▶ _Required task_: State only the count of lines in the listing below that hold "БОЛЕЕ".

--- Dataset records ---

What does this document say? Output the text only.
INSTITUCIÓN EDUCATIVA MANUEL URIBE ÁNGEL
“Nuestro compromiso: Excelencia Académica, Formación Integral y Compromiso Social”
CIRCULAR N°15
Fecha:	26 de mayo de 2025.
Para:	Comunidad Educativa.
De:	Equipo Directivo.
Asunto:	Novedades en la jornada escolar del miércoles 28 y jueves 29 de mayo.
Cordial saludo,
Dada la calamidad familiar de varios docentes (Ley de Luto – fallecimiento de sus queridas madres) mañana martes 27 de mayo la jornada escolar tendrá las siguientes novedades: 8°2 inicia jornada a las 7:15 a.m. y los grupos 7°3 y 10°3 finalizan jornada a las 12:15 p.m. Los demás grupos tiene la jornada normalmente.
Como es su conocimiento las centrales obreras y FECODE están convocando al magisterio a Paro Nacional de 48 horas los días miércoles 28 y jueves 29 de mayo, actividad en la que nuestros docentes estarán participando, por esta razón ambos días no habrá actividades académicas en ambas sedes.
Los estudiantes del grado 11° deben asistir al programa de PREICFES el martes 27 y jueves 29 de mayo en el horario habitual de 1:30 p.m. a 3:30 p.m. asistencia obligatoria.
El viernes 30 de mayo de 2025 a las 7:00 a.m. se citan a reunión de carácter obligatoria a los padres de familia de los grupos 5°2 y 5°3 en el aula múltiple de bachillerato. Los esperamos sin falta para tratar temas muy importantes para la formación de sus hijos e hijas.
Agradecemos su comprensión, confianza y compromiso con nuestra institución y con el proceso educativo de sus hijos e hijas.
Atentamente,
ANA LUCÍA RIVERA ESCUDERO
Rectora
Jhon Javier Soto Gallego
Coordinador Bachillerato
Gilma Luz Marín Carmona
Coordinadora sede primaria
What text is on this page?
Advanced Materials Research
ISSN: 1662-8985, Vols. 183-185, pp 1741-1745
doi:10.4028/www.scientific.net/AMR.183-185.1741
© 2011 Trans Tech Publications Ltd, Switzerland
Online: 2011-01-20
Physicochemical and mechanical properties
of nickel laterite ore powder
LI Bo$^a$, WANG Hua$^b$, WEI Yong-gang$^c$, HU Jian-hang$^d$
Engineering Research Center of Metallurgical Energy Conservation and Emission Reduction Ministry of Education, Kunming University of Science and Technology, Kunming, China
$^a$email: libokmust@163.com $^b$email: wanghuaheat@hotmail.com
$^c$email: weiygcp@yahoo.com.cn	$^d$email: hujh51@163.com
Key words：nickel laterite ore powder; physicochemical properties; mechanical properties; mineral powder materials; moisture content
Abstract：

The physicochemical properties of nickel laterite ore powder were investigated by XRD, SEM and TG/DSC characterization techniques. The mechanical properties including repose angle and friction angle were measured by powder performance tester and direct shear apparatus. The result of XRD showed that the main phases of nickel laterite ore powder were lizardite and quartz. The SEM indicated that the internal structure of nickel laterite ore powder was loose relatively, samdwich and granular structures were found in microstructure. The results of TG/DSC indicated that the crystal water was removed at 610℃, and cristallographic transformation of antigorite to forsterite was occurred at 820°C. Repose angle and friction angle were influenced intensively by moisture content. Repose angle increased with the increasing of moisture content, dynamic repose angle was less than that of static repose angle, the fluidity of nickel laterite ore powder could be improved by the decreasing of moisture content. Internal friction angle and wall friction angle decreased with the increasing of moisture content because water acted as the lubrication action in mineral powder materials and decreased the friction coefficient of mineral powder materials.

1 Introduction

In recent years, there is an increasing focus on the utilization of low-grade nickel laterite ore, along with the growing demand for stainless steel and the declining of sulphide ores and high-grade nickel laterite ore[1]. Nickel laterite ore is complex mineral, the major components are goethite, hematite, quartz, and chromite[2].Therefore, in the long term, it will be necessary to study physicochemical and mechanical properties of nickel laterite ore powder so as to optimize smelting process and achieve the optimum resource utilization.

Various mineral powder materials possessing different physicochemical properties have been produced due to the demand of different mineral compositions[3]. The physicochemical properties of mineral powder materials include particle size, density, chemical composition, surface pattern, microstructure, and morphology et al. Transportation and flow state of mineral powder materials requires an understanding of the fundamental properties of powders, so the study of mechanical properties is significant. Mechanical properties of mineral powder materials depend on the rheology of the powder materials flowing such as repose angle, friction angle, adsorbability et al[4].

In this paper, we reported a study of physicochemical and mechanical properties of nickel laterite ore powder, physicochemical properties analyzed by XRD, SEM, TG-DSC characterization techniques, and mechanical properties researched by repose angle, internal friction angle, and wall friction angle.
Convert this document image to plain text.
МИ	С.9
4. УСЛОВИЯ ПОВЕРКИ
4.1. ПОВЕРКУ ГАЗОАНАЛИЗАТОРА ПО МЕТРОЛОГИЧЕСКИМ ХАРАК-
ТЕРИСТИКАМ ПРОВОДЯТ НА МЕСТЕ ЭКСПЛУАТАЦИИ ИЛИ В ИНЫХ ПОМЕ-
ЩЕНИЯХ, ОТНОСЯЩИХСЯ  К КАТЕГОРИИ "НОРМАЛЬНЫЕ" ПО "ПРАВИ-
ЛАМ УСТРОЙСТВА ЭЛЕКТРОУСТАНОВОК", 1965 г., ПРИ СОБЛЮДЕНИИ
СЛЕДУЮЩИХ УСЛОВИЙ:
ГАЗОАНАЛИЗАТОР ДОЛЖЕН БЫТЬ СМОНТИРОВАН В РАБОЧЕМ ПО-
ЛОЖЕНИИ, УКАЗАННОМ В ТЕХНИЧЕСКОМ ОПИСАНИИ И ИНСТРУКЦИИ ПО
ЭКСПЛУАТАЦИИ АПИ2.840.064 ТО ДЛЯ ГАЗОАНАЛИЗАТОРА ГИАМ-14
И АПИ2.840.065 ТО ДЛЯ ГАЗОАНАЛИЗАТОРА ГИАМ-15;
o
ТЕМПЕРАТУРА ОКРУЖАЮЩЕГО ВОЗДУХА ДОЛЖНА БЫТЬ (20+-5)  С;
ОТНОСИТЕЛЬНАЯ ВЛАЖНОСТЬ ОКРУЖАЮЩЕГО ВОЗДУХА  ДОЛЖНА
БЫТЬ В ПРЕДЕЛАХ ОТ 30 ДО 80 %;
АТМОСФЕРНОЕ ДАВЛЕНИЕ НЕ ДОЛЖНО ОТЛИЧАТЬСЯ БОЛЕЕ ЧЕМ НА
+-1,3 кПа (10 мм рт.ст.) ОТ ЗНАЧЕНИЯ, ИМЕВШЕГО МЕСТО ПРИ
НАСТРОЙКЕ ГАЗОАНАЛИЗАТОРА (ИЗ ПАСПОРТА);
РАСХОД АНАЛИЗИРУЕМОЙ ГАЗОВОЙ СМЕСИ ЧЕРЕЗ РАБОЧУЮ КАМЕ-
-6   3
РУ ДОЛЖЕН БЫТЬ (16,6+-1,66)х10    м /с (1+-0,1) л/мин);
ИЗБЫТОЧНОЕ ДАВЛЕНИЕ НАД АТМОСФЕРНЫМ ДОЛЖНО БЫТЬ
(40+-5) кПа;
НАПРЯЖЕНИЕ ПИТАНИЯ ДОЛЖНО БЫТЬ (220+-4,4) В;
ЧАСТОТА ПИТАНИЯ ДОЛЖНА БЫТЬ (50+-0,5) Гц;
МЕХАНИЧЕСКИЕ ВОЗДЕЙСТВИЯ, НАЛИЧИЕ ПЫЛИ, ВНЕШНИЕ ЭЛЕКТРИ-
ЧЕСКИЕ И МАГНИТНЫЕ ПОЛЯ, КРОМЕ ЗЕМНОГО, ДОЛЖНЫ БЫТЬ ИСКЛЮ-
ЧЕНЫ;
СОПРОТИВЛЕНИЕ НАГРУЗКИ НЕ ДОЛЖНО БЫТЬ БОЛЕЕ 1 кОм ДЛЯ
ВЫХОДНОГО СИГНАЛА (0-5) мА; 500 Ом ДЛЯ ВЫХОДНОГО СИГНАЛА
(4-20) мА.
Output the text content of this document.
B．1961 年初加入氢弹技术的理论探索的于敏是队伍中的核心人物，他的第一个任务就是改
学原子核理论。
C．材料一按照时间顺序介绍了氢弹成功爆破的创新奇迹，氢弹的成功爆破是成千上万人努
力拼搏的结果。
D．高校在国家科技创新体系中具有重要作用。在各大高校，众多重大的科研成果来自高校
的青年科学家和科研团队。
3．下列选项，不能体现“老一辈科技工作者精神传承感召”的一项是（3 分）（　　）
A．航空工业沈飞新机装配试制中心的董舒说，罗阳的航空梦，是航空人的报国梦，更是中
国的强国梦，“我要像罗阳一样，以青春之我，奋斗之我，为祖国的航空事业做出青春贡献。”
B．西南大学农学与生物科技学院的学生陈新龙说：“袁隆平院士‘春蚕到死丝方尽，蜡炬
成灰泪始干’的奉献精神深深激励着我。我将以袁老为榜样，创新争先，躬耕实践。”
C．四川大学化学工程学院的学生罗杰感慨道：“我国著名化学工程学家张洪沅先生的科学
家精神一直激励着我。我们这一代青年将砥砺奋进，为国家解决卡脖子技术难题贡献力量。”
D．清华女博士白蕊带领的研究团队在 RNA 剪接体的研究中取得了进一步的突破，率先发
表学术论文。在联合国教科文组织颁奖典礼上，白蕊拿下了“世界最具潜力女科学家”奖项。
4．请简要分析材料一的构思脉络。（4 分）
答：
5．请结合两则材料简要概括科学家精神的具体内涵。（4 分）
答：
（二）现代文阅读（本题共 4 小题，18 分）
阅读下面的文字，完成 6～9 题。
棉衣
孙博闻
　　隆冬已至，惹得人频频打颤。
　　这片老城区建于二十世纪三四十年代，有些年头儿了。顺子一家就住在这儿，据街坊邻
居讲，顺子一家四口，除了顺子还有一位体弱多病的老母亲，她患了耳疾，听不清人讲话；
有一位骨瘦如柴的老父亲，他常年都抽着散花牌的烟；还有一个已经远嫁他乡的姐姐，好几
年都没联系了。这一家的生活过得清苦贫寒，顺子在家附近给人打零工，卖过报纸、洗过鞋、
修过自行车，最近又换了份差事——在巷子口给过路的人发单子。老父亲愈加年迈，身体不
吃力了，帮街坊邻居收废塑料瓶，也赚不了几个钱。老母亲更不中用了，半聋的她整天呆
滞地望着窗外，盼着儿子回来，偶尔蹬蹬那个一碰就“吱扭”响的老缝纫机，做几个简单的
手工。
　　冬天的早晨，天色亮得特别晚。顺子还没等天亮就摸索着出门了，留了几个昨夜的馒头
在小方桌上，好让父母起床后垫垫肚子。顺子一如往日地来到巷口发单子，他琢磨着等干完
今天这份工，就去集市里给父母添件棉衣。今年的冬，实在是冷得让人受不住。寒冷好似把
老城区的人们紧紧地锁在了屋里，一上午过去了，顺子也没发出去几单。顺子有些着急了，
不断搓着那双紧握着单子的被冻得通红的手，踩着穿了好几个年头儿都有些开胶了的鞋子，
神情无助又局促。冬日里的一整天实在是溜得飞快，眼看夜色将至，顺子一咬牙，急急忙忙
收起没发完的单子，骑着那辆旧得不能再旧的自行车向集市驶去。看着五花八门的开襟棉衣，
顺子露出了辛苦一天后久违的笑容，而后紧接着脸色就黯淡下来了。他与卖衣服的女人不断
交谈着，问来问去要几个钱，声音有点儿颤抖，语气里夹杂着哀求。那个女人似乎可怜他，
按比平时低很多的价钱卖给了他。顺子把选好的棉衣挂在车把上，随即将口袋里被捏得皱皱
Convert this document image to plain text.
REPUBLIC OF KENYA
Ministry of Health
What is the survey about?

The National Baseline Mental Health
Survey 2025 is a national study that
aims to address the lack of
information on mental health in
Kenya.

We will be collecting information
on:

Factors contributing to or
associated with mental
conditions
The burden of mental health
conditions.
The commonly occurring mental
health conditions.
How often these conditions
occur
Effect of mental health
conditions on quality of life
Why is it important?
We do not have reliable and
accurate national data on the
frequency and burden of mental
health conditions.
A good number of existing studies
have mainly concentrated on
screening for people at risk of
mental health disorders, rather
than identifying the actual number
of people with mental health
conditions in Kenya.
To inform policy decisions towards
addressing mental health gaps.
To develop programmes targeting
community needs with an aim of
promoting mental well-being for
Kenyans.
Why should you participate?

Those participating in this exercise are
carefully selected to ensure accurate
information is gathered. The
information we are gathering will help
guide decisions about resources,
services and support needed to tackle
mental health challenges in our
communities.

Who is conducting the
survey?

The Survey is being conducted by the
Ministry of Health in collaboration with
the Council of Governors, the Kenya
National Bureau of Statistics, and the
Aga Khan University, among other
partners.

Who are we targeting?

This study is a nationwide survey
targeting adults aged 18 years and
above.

---

▶ _Full answer_: 2